[DIRECTION]:
Without including any pictures, write out all the entries exactly.

[DATASET EXTRACT]:
⁂

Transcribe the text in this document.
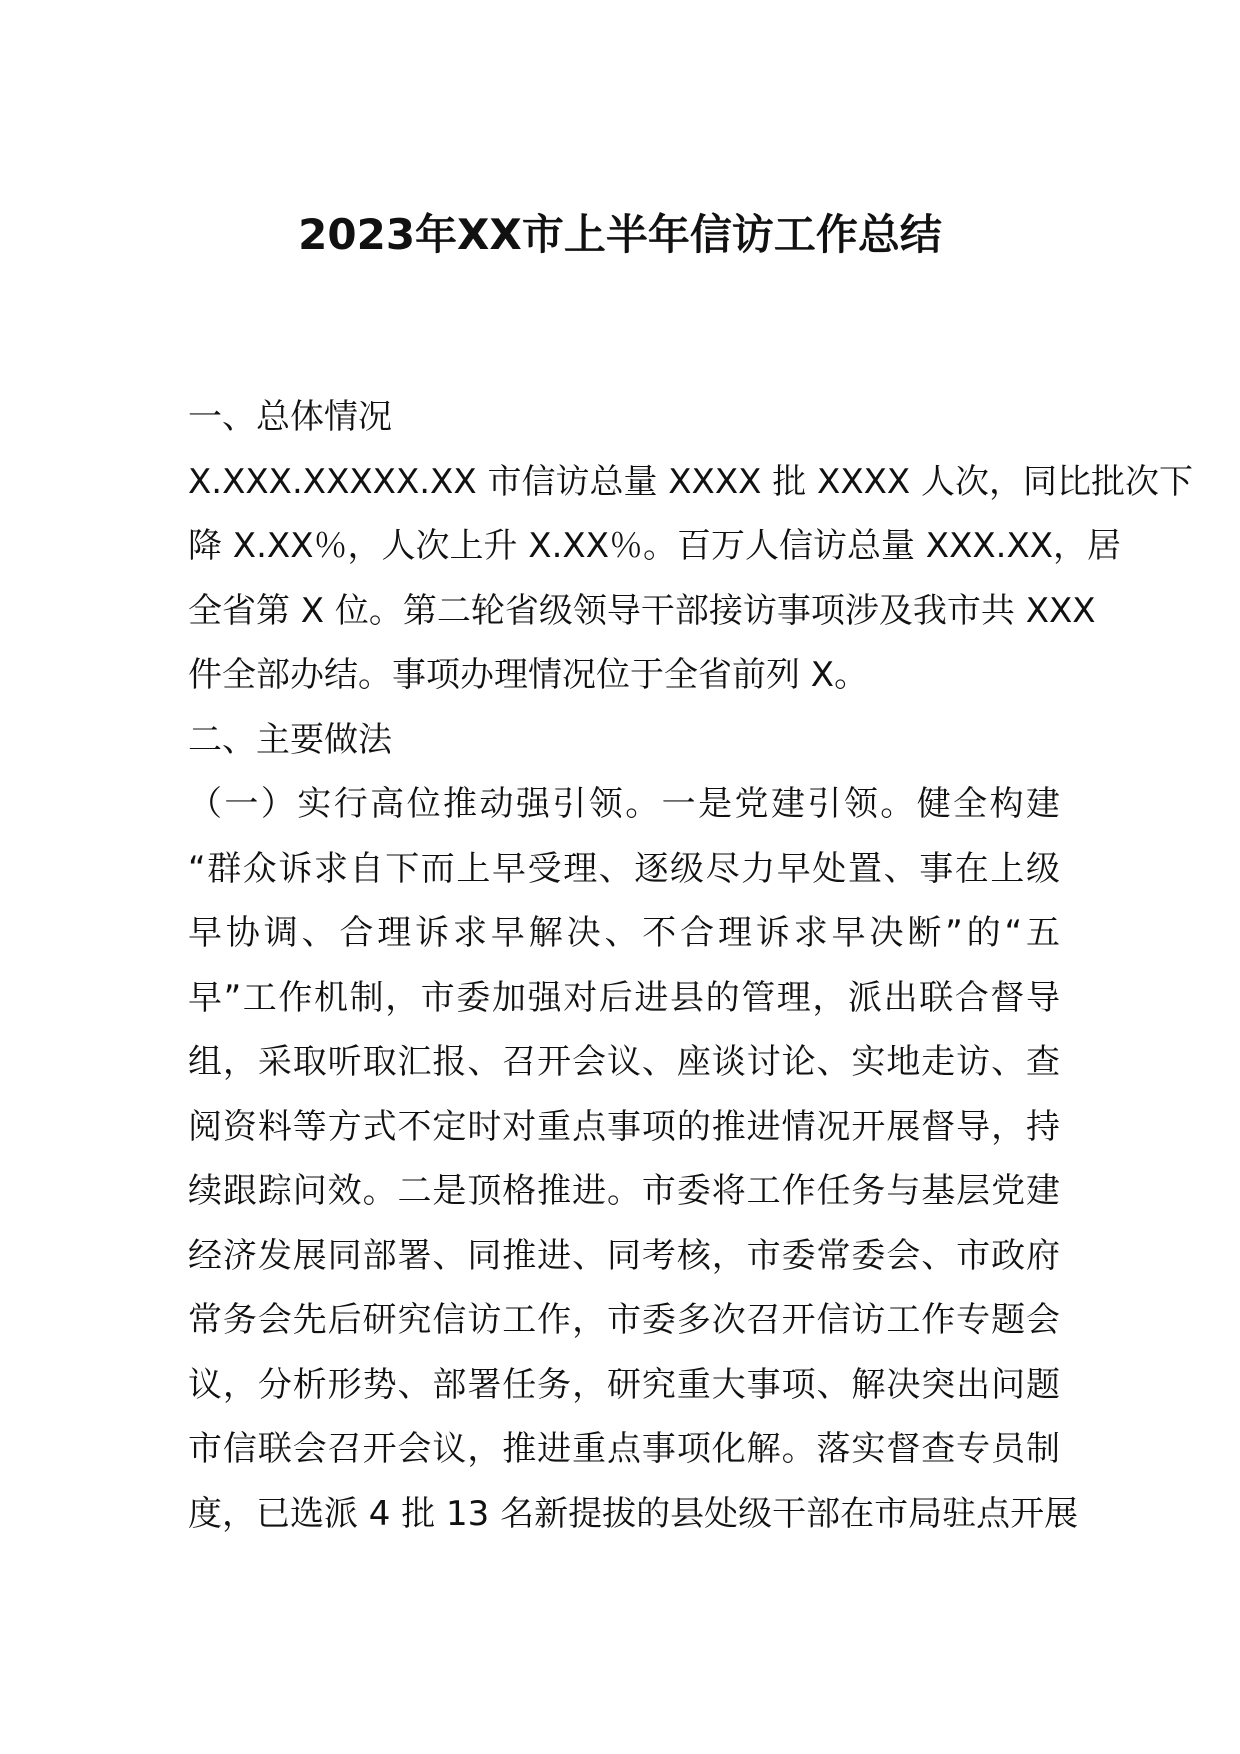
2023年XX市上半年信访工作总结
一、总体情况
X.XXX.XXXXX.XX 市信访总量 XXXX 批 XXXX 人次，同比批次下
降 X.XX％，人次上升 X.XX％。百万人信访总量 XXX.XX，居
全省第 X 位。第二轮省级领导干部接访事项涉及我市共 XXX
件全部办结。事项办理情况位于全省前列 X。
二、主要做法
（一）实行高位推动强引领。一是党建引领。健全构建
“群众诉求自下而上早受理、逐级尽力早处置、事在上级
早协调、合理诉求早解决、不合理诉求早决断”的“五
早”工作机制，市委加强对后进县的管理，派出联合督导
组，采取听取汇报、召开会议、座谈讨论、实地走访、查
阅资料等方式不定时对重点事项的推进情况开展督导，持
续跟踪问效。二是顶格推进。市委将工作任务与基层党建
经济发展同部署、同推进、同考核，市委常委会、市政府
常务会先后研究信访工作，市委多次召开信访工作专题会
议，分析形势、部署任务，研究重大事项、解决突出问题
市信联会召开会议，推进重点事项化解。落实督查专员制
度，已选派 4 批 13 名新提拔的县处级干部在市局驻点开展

⁂

[EXERCISE OUTPUT]:
Transcribe the text in this document.
2023年XX市上半年信访工作总结
一、总体情况
X.XXX.XXXXX.XX 市信访总量 XXXX 批 XXXX 人次，同比批次下
降 X.XX％，人次上升 X.XX％。百万人信访总量 XXX.XX，居
全省第 X 位。第二轮省级领导干部接访事项涉及我市共 XXX
件全部办结。事项办理情况位于全省前列 X。
二、主要做法
（一）实行高位推动强引领。一是党建引领。健全构建
“群众诉求自下而上早受理、逐级尽力早处置、事在上级
早协调、合理诉求早解决、不合理诉求早决断”的“五
早”工作机制，市委加强对后进县的管理，派出联合督导
组，采取听取汇报、召开会议、座谈讨论、实地走访、查
阅资料等方式不定时对重点事项的推进情况开展督导，持
续跟踪问效。二是顶格推进。市委将工作任务与基层党建
经济发展同部署、同推进、同考核，市委常委会、市政府
常务会先后研究信访工作，市委多次召开信访工作专题会
议，分析形势、部署任务，研究重大事项、解决突出问题
市信联会召开会议，推进重点事项化解。落实督查专员制
度，已选派 4 批 13 名新提拔的县处级干部在市局驻点开展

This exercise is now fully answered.